GIVEN PROBLEM: Exclude the pictures and retype the entries as written.

(Records contained in a dataset)
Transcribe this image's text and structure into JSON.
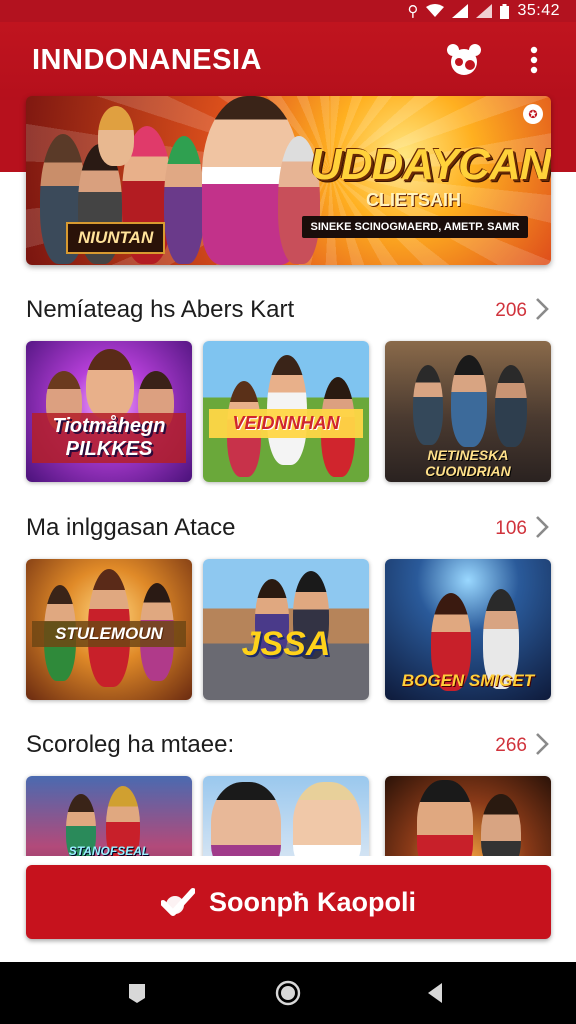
{
  "status_bar": {
    "time": "35:42",
    "icons": [
      "usb-icon",
      "wifi-icon",
      "signal-icon",
      "signal-icon",
      "battery-icon"
    ]
  },
  "app_bar": {
    "title": "INNDONANESIA",
    "icons": [
      "community-icon",
      "more-vert-icon"
    ]
  },
  "banner": {
    "title": "UDDAYCAN",
    "subtitle": "CLIETSAIH",
    "ribbon_text": "SINEKE SCINOGMAERD, AMETP. SAMR",
    "left_label": "NIUNTAN"
  },
  "sections": [
    {
      "title": "Nemíateag hs Abers Kart",
      "count": "206",
      "cards": [
        {
          "label": "Tiotmåhegn PILKKES"
        },
        {
          "label": "VEIDNNHAN"
        },
        {
          "label": "NETINESKA CUONDRIAN"
        }
      ]
    },
    {
      "title": "Ma inlggasan Atace",
      "count": "106",
      "cards": [
        {
          "label": "STULEMOUN"
        },
        {
          "label": "JSSA"
        },
        {
          "label": "BOGEN SMIGET"
        }
      ]
    },
    {
      "title": "Scoroleg ha mtaee:",
      "count": "266",
      "cards": [
        {
          "label": "STANOFSEAL"
        },
        {
          "label": ""
        },
        {
          "label": ""
        }
      ]
    }
  ],
  "bottom_button": {
    "label": "Soonpħ Kaopoli",
    "icon": "check-icon"
  },
  "nav_bar": {
    "icons": [
      "recents-icon",
      "home-icon",
      "back-icon"
    ]
  },
  "colors": {
    "brand_red": "#c6121d",
    "count_red": "#d0333c",
    "text_dark": "#1d1d1d"
  }
}
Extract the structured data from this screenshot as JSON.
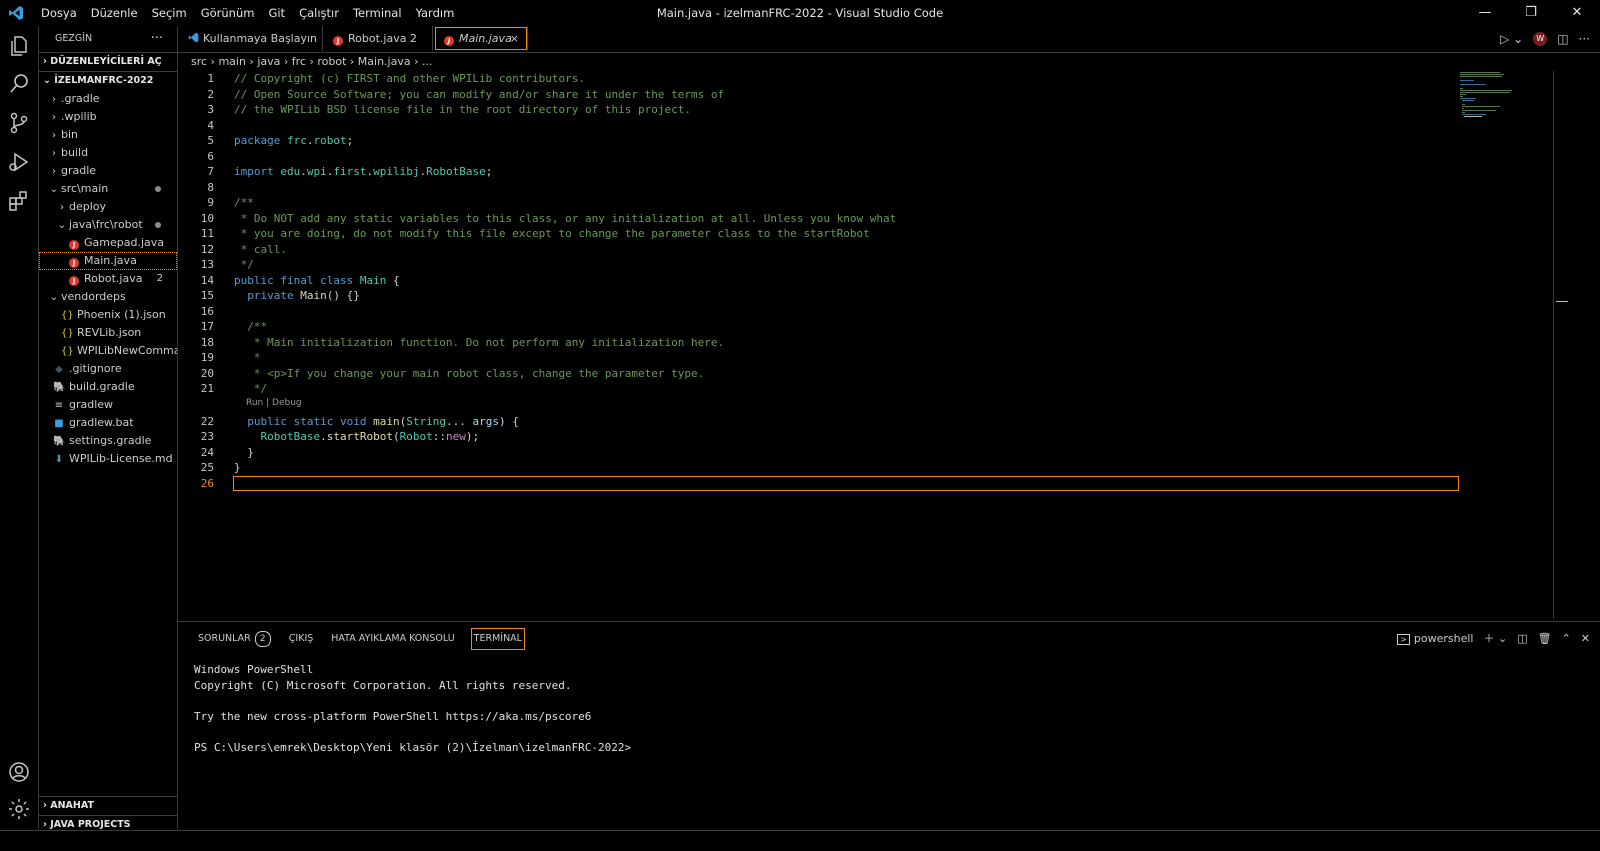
{
  "window": {
    "title": "Main.java - izelmanFRC-2022 - Visual Studio Code",
    "menu": [
      "Dosya",
      "Düzenle",
      "Seçim",
      "Görünüm",
      "Git",
      "Çalıştır",
      "Terminal",
      "Yardım"
    ],
    "controls": [
      "minimize-icon",
      "restore-icon",
      "close-icon"
    ]
  },
  "activity_bar": {
    "top": [
      "explorer-icon",
      "search-icon",
      "source-control-icon",
      "run-debug-icon",
      "extensions-icon"
    ],
    "bottom": [
      "account-icon",
      "settings-gear-icon"
    ]
  },
  "sidebar": {
    "title": "GEZGİN",
    "more": "···",
    "open_editors": "DÜZENLEYİCİLERİ AÇ",
    "project": "İZELMANFRC-2022",
    "tree": [
      {
        "label": ".gradle",
        "type": "folder",
        "chev": "›"
      },
      {
        "label": ".wpilib",
        "type": "folder",
        "chev": "›"
      },
      {
        "label": "bin",
        "type": "folder",
        "chev": "›"
      },
      {
        "label": "build",
        "type": "folder",
        "chev": "›"
      },
      {
        "label": "gradle",
        "type": "folder",
        "chev": "›"
      },
      {
        "label": "src\\main",
        "type": "folder",
        "chev": "⌄"
      },
      {
        "label": "deploy",
        "type": "folder",
        "chev": "›"
      },
      {
        "label": "java\\frc\\robot",
        "type": "folder",
        "chev": "⌄"
      },
      {
        "label": "Gamepad.java",
        "type": "java"
      },
      {
        "label": "Main.java",
        "type": "java"
      },
      {
        "label": "Robot.java",
        "type": "java",
        "badge": "2"
      },
      {
        "label": "vendordeps",
        "type": "folder",
        "chev": "⌄"
      },
      {
        "label": "Phoenix (1).json",
        "type": "json"
      },
      {
        "label": "REVLib.json",
        "type": "json"
      },
      {
        "label": "WPILibNewComma...",
        "type": "json"
      },
      {
        "label": ".gitignore",
        "type": "git"
      },
      {
        "label": "build.gradle",
        "type": "gradle"
      },
      {
        "label": "gradlew",
        "type": "text"
      },
      {
        "label": "gradlew.bat",
        "type": "bat"
      },
      {
        "label": "settings.gradle",
        "type": "gradle"
      },
      {
        "label": "WPILib-License.md",
        "type": "md"
      }
    ],
    "outline": "ANAHAT",
    "java_projects": "JAVA PROJECTS"
  },
  "tabs": [
    {
      "label": "Kullanmaya Başlayın"
    },
    {
      "label": "Robot.java 2"
    },
    {
      "label": "Main.java",
      "close": "×"
    }
  ],
  "breadcrumb": "src › main › java › frc › robot › Main.java › ...",
  "codelens": "Run | Debug",
  "panel": {
    "tabs": [
      "SORUNLAR",
      "ÇIKIŞ",
      "HATA AYIKLAMA KONSOLU",
      "TERMİNAL"
    ],
    "problems_count": "2",
    "shell": "powershell",
    "terminal_lines": [
      "Windows PowerShell",
      "Copyright (C) Microsoft Corporation. All rights reserved.",
      "",
      "Try the new cross-platform PowerShell https://aka.ms/pscore6",
      "",
      "PS C:\\Users\\emrek\\Desktop\\Yeni klasör (2)\\İzelman\\izelmanFRC-2022>"
    ]
  },
  "colors": {
    "accent": "#f38518",
    "comment": "#6a9955",
    "keyword": "#569cd6",
    "type": "#4ec9b0",
    "error": "#e5382c"
  }
}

THE COMPLETED TASK:
Transcribe this image's text and structure into JSON.
{
  "status_bar": {
    "time": "35:42",
    "icons": [
      "usb-icon",
      "wifi-icon",
      "signal-icon",
      "signal-icon",
      "battery-icon"
    ]
  },
  "app_bar": {
    "title": "INNDONANESIA",
    "icons": [
      "community-icon",
      "more-vert-icon"
    ]
  },
  "banner": {
    "title": "UDDAYCAN",
    "subtitle": "CLIETSAIH",
    "ribbon_text": "SINEKE SCINOGMAERD, AMETP. SAMR",
    "left_label": "NIUNTAN"
  },
  "sections": [
    {
      "title": "Nemíateag hs Abers Kart",
      "count": "206",
      "cards": [
        {
          "label": "Tiotmåhegn PILKKES"
        },
        {
          "label": "VEIDNNHAN"
        },
        {
          "label": "NETINESKA CUONDRIAN"
        }
      ]
    },
    {
      "title": "Ma inlggasan Atace",
      "count": "106",
      "cards": [
        {
          "label": "STULEMOUN"
        },
        {
          "label": "JSSA"
        },
        {
          "label": "BOGEN SMIGET"
        }
      ]
    },
    {
      "title": "Scoroleg ha mtaee:",
      "count": "266",
      "cards": [
        {
          "label": "STANOFSEAL"
        },
        {
          "label": ""
        },
        {
          "label": ""
        }
      ]
    }
  ],
  "bottom_button": {
    "label": "Soonpħ Kaopoli",
    "icon": "check-icon"
  },
  "nav_bar": {
    "icons": [
      "recents-icon",
      "home-icon",
      "back-icon"
    ]
  },
  "colors": {
    "brand_red": "#c6121d",
    "count_red": "#d0333c",
    "text_dark": "#1d1d1d"
  }
}
Extract the structured data from this screenshot as JSON.
{
  "window": {
    "title": "Main.java - izelmanFRC-2022 - Visual Studio Code",
    "menu": [
      "Dosya",
      "Düzenle",
      "Seçim",
      "Görünüm",
      "Git",
      "Çalıştır",
      "Terminal",
      "Yardım"
    ],
    "controls": [
      "minimize-icon",
      "restore-icon",
      "close-icon"
    ]
  },
  "activity_bar": {
    "top": [
      "explorer-icon",
      "search-icon",
      "source-control-icon",
      "run-debug-icon",
      "extensions-icon"
    ],
    "bottom": [
      "account-icon",
      "settings-gear-icon"
    ]
  },
  "sidebar": {
    "title": "GEZGİN",
    "more": "···",
    "open_editors": "DÜZENLEYİCİLERİ AÇ",
    "project": "İZELMANFRC-2022",
    "tree": [
      {
        "label": ".gradle",
        "type": "folder",
        "chev": "›"
      },
      {
        "label": ".wpilib",
        "type": "folder",
        "chev": "›"
      },
      {
        "label": "bin",
        "type": "folder",
        "chev": "›"
      },
      {
        "label": "build",
        "type": "folder",
        "chev": "›"
      },
      {
        "label": "gradle",
        "type": "folder",
        "chev": "›"
      },
      {
        "label": "src\\main",
        "type": "folder",
        "chev": "⌄"
      },
      {
        "label": "deploy",
        "type": "folder",
        "chev": "›"
      },
      {
        "label": "java\\frc\\robot",
        "type": "folder",
        "chev": "⌄"
      },
      {
        "label": "Gamepad.java",
        "type": "java"
      },
      {
        "label": "Main.java",
        "type": "java"
      },
      {
        "label": "Robot.java",
        "type": "java",
        "badge": "2"
      },
      {
        "label": "vendordeps",
        "type": "folder",
        "chev": "⌄"
      },
      {
        "label": "Phoenix (1).json",
        "type": "json"
      },
      {
        "label": "REVLib.json",
        "type": "json"
      },
      {
        "label": "WPILibNewComma...",
        "type": "json"
      },
      {
        "label": ".gitignore",
        "type": "git"
      },
      {
        "label": "build.gradle",
        "type": "gradle"
      },
      {
        "label": "gradlew",
        "type": "text"
      },
      {
        "label": "gradlew.bat",
        "type": "bat"
      },
      {
        "label": "settings.gradle",
        "type": "gradle"
      },
      {
        "label": "WPILib-License.md",
        "type": "md"
      }
    ],
    "outline": "ANAHAT",
    "java_projects": "JAVA PROJECTS"
  },
  "tabs": [
    {
      "label": "Kullanmaya Başlayın"
    },
    {
      "label": "Robot.java 2"
    },
    {
      "label": "Main.java",
      "close": "×"
    }
  ],
  "breadcrumb": "src › main › java › frc › robot › Main.java › ...",
  "codelens": "Run | Debug",
  "panel": {
    "tabs": [
      "SORUNLAR",
      "ÇIKIŞ",
      "HATA AYIKLAMA KONSOLU",
      "TERMİNAL"
    ],
    "problems_count": "2",
    "shell": "powershell",
    "terminal_lines": [
      "Windows PowerShell",
      "Copyright (C) Microsoft Corporation. All rights reserved.",
      "",
      "Try the new cross-platform PowerShell https://aka.ms/pscore6",
      "",
      "PS C:\\Users\\emrek\\Desktop\\Yeni klasör (2)\\İzelman\\izelmanFRC-2022>"
    ]
  },
  "colors": {
    "accent": "#f38518",
    "comment": "#6a9955",
    "keyword": "#569cd6",
    "type": "#4ec9b0",
    "error": "#e5382c"
  }
}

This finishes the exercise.